* [Your objective]
Using the data beneath, show every line that includes the word "color".

* [Dataset records]
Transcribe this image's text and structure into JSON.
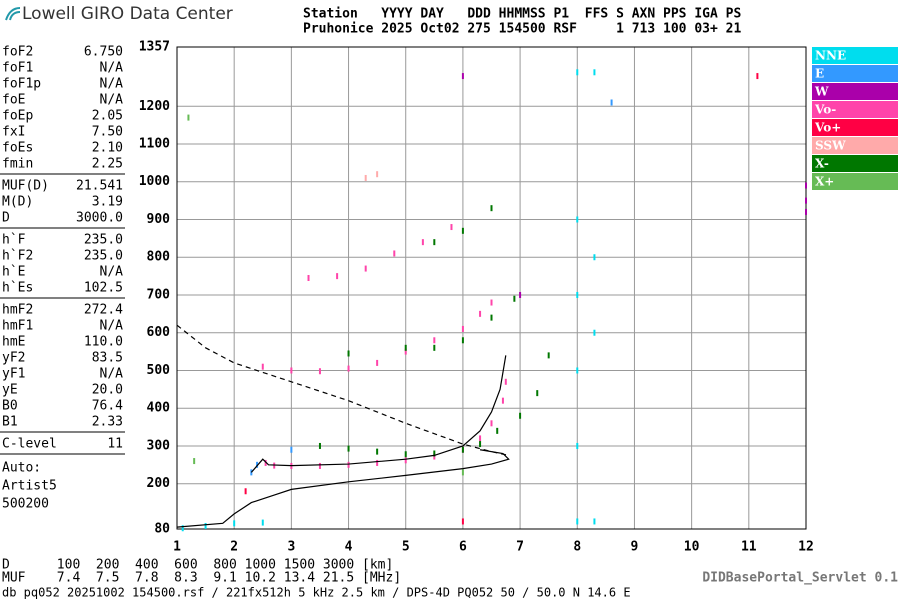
{
  "header": {
    "logo": "Lowell GIRO Data Center",
    "line1": "Station   YYYY DAY   DDD HHMMSS P1  FFS S AXN PPS IGA PS",
    "line2": "Pruhonice 2025 Oct02 275 154500 RSF     1 713 100 03+ 21"
  },
  "params": [
    [
      [
        "foF2",
        "6.750"
      ],
      [
        "foF1",
        "N/A"
      ],
      [
        "foF1p",
        "N/A"
      ],
      [
        "foE",
        "N/A"
      ],
      [
        "foEp",
        "2.05"
      ],
      [
        "fxI",
        "7.50"
      ],
      [
        "foEs",
        "2.10"
      ],
      [
        "fmin",
        "2.25"
      ]
    ],
    [
      [
        "MUF(D)",
        "21.541"
      ],
      [
        "M(D)",
        "3.19"
      ],
      [
        "D",
        "3000.0"
      ]
    ],
    [
      [
        "h`F",
        "235.0"
      ],
      [
        "h`F2",
        "235.0"
      ],
      [
        "h`E",
        "N/A"
      ],
      [
        "h`Es",
        "102.5"
      ]
    ],
    [
      [
        "hmF2",
        "272.4"
      ],
      [
        "hmF1",
        "N/A"
      ],
      [
        "hmE",
        "110.0"
      ],
      [
        "yF2",
        "83.5"
      ],
      [
        "yF1",
        "N/A"
      ],
      [
        "yE",
        "20.0"
      ],
      [
        "B0",
        "76.4"
      ],
      [
        "B1",
        "2.33"
      ]
    ],
    [
      [
        "C-level",
        "11"
      ]
    ]
  ],
  "auto": [
    "Auto:",
    "Artist5",
    "500200"
  ],
  "footer": {
    "d_line": "D      100  200  400  600  800 1000 1500 3000 [km]",
    "muf_line": "MUF    7.4  7.5  7.8  8.3  9.1 10.2 13.4 21.5 [MHz]",
    "db_line": "db pq052 20251002 154500.rsf / 221fx512h 5 kHz 2.5 km / DPS-4D PQ052 50 / 50.0 N 14.6 E",
    "servlet": "DIDBasePortal_Servlet 0.1"
  },
  "chart_data": {
    "type": "scatter",
    "xlim": [
      1,
      12
    ],
    "ylim": [
      80,
      1357
    ],
    "xticks": [
      1,
      2,
      3,
      4,
      5,
      6,
      7,
      8,
      9,
      10,
      11,
      12
    ],
    "yticks": [
      80,
      200,
      300,
      400,
      500,
      600,
      700,
      800,
      900,
      1000,
      1100,
      1200,
      1357
    ],
    "grid": true,
    "legend": "right",
    "series": [
      {
        "name": "NNE",
        "color": "#00ddee",
        "x": [
          8,
          8,
          8,
          8,
          8,
          8.3,
          8.3,
          8.3,
          8,
          8.3,
          1.1,
          1.5,
          2,
          2.5
        ],
        "values": [
          100,
          300,
          500,
          700,
          900,
          100,
          600,
          800,
          1290,
          1290,
          82,
          88,
          95,
          97
        ]
      },
      {
        "name": "E",
        "color": "#3399ff",
        "x": [
          2.3,
          2.4,
          3,
          8.6
        ],
        "values": [
          230,
          250,
          290,
          1210
        ]
      },
      {
        "name": "W",
        "color": "#aa00aa",
        "x": [
          6,
          7,
          12,
          12,
          12
        ],
        "values": [
          1280,
          700,
          950,
          990,
          920
        ]
      },
      {
        "name": "Vo-",
        "color": "#ff44aa",
        "x": [
          2.55,
          2.7,
          3,
          3.5,
          4,
          4.5,
          5,
          5.5,
          6,
          6.3,
          6.5,
          6.7,
          6.75,
          2.5,
          3,
          3.5,
          4,
          4.5,
          5,
          5.5,
          6,
          6.3,
          6.5,
          3.3,
          3.8,
          4.3,
          4.8,
          5.3,
          5.8
        ],
        "values": [
          255,
          248,
          247,
          247,
          250,
          255,
          262,
          272,
          290,
          320,
          360,
          420,
          470,
          510,
          500,
          498,
          505,
          520,
          550,
          580,
          610,
          650,
          680,
          745,
          750,
          770,
          810,
          840,
          880
        ]
      },
      {
        "name": "Vo+",
        "color": "#ff0044",
        "x": [
          11.15,
          2.2,
          6
        ],
        "values": [
          1280,
          180,
          100
        ]
      },
      {
        "name": "SSW",
        "color": "#ffaaaa",
        "x": [
          4.3,
          4.5
        ],
        "values": [
          1010,
          1020
        ]
      },
      {
        "name": "X-",
        "color": "#007700",
        "x": [
          3.5,
          4,
          4.5,
          5,
          5.5,
          6,
          6.3,
          6.6,
          7,
          7.3,
          7.5,
          4,
          5,
          5.5,
          6,
          6.5,
          6.9,
          5.5,
          6,
          6.5
        ],
        "values": [
          300,
          293,
          285,
          278,
          280,
          290,
          305,
          340,
          380,
          440,
          540,
          545,
          560,
          560,
          580,
          640,
          690,
          840,
          870,
          930
        ]
      },
      {
        "name": "X+",
        "color": "#66bb55",
        "x": [
          1.3,
          1.2,
          6
        ],
        "values": [
          260,
          1170,
          230
        ]
      }
    ],
    "lines": [
      {
        "color": "#000000",
        "dashed": false,
        "x": [
          2.3,
          2.5,
          2.6,
          3,
          4,
          5,
          5.5,
          6,
          6.3,
          6.5,
          6.65,
          6.75
        ],
        "values": [
          230,
          265,
          250,
          248,
          252,
          265,
          275,
          300,
          340,
          390,
          450,
          540
        ]
      },
      {
        "color": "#000000",
        "dashed": false,
        "x": [
          1,
          1.8,
          2,
          2.3,
          2.7,
          3,
          4,
          5,
          6,
          6.5,
          6.8,
          6.7,
          6.3
        ],
        "values": [
          85,
          95,
          120,
          150,
          170,
          185,
          205,
          222,
          240,
          252,
          265,
          280,
          290
        ]
      },
      {
        "color": "#000000",
        "dashed": true,
        "x": [
          1,
          1.5,
          2,
          3,
          4,
          5,
          6,
          6.5,
          6.8
        ],
        "values": [
          620,
          560,
          520,
          470,
          420,
          360,
          305,
          285,
          275
        ]
      }
    ]
  }
}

* [Task output]
        "color": "#00ddee",
        "color": "#3399ff",
        "color": "#aa00aa",
        "color": "#ff44aa",
        "color": "#ff0044",
        "color": "#ffaaaa",
        "color": "#007700",
        "color": "#66bb55",
        "color": "#000000",
        "color": "#000000",
        "color": "#000000",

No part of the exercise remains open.